↓↓↓
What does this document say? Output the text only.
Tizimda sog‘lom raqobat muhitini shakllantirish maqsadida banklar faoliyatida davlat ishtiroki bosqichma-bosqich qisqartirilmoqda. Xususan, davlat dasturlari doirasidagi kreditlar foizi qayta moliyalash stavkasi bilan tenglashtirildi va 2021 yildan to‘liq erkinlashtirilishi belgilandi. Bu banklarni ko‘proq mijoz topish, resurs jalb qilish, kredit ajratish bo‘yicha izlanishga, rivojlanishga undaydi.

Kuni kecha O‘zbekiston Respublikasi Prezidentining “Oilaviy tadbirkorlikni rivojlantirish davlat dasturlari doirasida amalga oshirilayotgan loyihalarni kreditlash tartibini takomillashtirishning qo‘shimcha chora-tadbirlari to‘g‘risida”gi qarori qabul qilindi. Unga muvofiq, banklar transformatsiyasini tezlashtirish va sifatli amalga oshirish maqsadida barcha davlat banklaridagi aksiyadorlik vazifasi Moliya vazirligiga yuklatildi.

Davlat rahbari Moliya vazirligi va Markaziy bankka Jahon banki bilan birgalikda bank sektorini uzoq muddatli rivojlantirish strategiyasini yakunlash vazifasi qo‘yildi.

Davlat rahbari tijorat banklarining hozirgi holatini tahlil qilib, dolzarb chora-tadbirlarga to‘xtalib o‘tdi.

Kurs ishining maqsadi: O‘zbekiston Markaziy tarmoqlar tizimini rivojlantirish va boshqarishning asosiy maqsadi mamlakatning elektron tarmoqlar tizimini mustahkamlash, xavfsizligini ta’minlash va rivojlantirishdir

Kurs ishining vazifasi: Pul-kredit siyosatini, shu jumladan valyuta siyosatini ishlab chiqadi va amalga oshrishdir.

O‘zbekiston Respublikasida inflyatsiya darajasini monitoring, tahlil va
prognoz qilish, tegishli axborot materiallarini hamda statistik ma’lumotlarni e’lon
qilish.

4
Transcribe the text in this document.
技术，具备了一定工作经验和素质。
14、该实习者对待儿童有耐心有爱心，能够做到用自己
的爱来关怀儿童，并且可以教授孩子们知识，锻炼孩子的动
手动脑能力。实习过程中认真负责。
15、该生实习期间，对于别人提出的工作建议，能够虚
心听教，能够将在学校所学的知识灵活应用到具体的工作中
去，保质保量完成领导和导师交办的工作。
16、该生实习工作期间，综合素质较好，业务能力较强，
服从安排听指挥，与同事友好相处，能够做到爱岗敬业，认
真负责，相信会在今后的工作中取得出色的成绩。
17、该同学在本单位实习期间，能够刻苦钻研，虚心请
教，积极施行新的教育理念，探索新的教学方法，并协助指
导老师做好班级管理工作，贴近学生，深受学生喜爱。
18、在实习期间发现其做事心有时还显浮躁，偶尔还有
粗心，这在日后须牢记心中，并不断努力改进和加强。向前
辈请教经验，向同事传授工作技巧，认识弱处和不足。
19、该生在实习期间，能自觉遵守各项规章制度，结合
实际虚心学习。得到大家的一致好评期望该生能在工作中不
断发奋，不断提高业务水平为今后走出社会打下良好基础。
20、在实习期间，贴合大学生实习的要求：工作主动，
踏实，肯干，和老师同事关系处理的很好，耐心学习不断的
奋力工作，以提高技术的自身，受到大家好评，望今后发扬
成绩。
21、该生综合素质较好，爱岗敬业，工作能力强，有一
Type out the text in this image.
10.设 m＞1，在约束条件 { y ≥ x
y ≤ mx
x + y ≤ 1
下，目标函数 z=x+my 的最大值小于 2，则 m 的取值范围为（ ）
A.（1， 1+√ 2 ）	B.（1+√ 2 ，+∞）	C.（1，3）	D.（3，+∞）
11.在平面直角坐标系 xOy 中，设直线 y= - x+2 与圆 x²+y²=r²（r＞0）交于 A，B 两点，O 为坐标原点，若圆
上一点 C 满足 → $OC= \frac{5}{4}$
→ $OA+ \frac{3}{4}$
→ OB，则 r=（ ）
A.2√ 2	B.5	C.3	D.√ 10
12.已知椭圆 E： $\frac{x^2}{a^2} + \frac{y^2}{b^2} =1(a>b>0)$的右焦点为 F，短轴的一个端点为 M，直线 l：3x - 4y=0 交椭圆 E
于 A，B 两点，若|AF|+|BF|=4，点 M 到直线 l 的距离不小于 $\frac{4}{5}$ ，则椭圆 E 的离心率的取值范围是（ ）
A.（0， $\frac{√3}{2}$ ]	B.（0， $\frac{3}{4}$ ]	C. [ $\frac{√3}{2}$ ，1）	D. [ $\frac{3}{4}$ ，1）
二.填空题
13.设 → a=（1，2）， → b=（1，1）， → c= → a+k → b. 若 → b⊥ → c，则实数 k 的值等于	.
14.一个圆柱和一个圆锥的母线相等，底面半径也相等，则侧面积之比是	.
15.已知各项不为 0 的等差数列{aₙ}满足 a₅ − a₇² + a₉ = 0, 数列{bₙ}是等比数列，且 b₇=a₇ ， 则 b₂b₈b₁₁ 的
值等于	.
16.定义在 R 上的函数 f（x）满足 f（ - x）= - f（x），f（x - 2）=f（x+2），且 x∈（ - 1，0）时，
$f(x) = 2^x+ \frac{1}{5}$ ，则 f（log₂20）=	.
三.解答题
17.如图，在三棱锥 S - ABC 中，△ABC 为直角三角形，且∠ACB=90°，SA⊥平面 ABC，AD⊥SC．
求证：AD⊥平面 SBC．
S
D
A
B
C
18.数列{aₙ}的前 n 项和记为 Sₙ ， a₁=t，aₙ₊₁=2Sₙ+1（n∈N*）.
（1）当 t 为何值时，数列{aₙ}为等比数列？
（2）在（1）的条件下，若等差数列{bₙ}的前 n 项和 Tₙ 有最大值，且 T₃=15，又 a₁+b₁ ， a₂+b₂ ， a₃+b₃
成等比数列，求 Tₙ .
↑↑↑
The records above should be returned exactly.

What does this document say? Output the text only.
Tizimda sog‘lom raqobat muhitini shakllantirish maqsadida banklar faoliyatida davlat ishtiroki bosqichma-bosqich qisqartirilmoqda. Xususan, davlat dasturlari doirasidagi kreditlar foizi qayta moliyalash stavkasi bilan tenglashtirildi va 2021 yildan to‘liq erkinlashtirilishi belgilandi. Bu banklarni ko‘proq mijoz topish, resurs jalb qilish, kredit ajratish bo‘yicha izlanishga, rivojlanishga undaydi.

Kuni kecha O‘zbekiston Respublikasi Prezidentining “Oilaviy tadbirkorlikni rivojlantirish davlat dasturlari doirasida amalga oshirilayotgan loyihalarni kreditlash tartibini takomillashtirishning qo‘shimcha chora-tadbirlari to‘g‘risida”gi qarori qabul qilindi. Unga muvofiq, banklar transformatsiyasini tezlashtirish va sifatli amalga oshirish maqsadida barcha davlat banklaridagi aksiyadorlik vazifasi Moliya vazirligiga yuklatildi.

Davlat rahbari Moliya vazirligi va Markaziy bankka Jahon banki bilan birgalikda bank sektorini uzoq muddatli rivojlantirish strategiyasini yakunlash vazifasi qo‘yildi.

Davlat rahbari tijorat banklarining hozirgi holatini tahlil qilib, dolzarb chora-tadbirlarga to‘xtalib o‘tdi.

Kurs ishining maqsadi: O‘zbekiston Markaziy tarmoqlar tizimini rivojlantirish va boshqarishning asosiy maqsadi mamlakatning elektron tarmoqlar tizimini mustahkamlash, xavfsizligini ta’minlash va rivojlantirishdir

Kurs ishining vazifasi: Pul-kredit siyosatini, shu jumladan valyuta siyosatini ishlab chiqadi va amalga oshrishdir.

O‘zbekiston Respublikasida inflyatsiya darajasini monitoring, tahlil va
prognoz qilish, tegishli axborot materiallarini hamda statistik ma’lumotlarni e’lon
qilish.

4
Transcribe the text in this document.
技术，具备了一定工作经验和素质。
14、该实习者对待儿童有耐心有爱心，能够做到用自己
的爱来关怀儿童，并且可以教授孩子们知识，锻炼孩子的动
手动脑能力。实习过程中认真负责。
15、该生实习期间，对于别人提出的工作建议，能够虚
心听教，能够将在学校所学的知识灵活应用到具体的工作中
去，保质保量完成领导和导师交办的工作。
16、该生实习工作期间，综合素质较好，业务能力较强，
服从安排听指挥，与同事友好相处，能够做到爱岗敬业，认
真负责，相信会在今后的工作中取得出色的成绩。
17、该同学在本单位实习期间，能够刻苦钻研，虚心请
教，积极施行新的教育理念，探索新的教学方法，并协助指
导老师做好班级管理工作，贴近学生，深受学生喜爱。
18、在实习期间发现其做事心有时还显浮躁，偶尔还有
粗心，这在日后须牢记心中，并不断努力改进和加强。向前
辈请教经验，向同事传授工作技巧，认识弱处和不足。
19、该生在实习期间，能自觉遵守各项规章制度，结合
实际虚心学习。得到大家的一致好评期望该生能在工作中不
断发奋，不断提高业务水平为今后走出社会打下良好基础。
20、在实习期间，贴合大学生实习的要求：工作主动，
踏实，肯干，和老师同事关系处理的很好，耐心学习不断的
奋力工作，以提高技术的自身，受到大家好评，望今后发扬
成绩。
21、该生综合素质较好，爱岗敬业，工作能力强，有一
Type out the text in this image.
10.设 m＞1，在约束条件 { y ≥ x
y ≤ mx
x + y ≤ 1
下，目标函数 z=x+my 的最大值小于 2，则 m 的取值范围为（ ）
A.（1， 1+√ 2 ）	B.（1+√ 2 ，+∞）	C.（1，3）	D.（3，+∞）
11.在平面直角坐标系 xOy 中，设直线 y= - x+2 与圆 x²+y²=r²（r＞0）交于 A，B 两点，O 为坐标原点，若圆
上一点 C 满足 → $OC= \frac{5}{4}$
→ $OA+ \frac{3}{4}$
→ OB，则 r=（ ）
A.2√ 2	B.5	C.3	D.√ 10
12.已知椭圆 E： $\frac{x^2}{a^2} + \frac{y^2}{b^2} =1(a>b>0)$的右焦点为 F，短轴的一个端点为 M，直线 l：3x - 4y=0 交椭圆 E
于 A，B 两点，若|AF|+|BF|=4，点 M 到直线 l 的距离不小于 $\frac{4}{5}$ ，则椭圆 E 的离心率的取值范围是（ ）
A.（0， $\frac{√3}{2}$ ]	B.（0， $\frac{3}{4}$ ]	C. [ $\frac{√3}{2}$ ，1）	D. [ $\frac{3}{4}$ ，1）
二.填空题
13.设 → a=（1，2）， → b=（1，1）， → c= → a+k → b. 若 → b⊥ → c，则实数 k 的值等于	.
14.一个圆柱和一个圆锥的母线相等，底面半径也相等，则侧面积之比是	.
15.已知各项不为 0 的等差数列{aₙ}满足 a₅ − a₇² + a₉ = 0, 数列{bₙ}是等比数列，且 b₇=a₇ ， 则 b₂b₈b₁₁ 的
值等于	.
16.定义在 R 上的函数 f（x）满足 f（ - x）= - f（x），f（x - 2）=f（x+2），且 x∈（ - 1，0）时，
$f(x) = 2^x+ \frac{1}{5}$ ，则 f（log₂20）=	.
三.解答题
17.如图，在三棱锥 S - ABC 中，△ABC 为直角三角形，且∠ACB=90°，SA⊥平面 ABC，AD⊥SC．
求证：AD⊥平面 SBC．
S
D
A
B
C
18.数列{aₙ}的前 n 项和记为 Sₙ ， a₁=t，aₙ₊₁=2Sₙ+1（n∈N*）.
（1）当 t 为何值时，数列{aₙ}为等比数列？
（2）在（1）的条件下，若等差数列{bₙ}的前 n 项和 Tₙ 有最大值，且 T₃=15，又 a₁+b₁ ， a₂+b₂ ， a₃+b₃
成等比数列，求 Tₙ .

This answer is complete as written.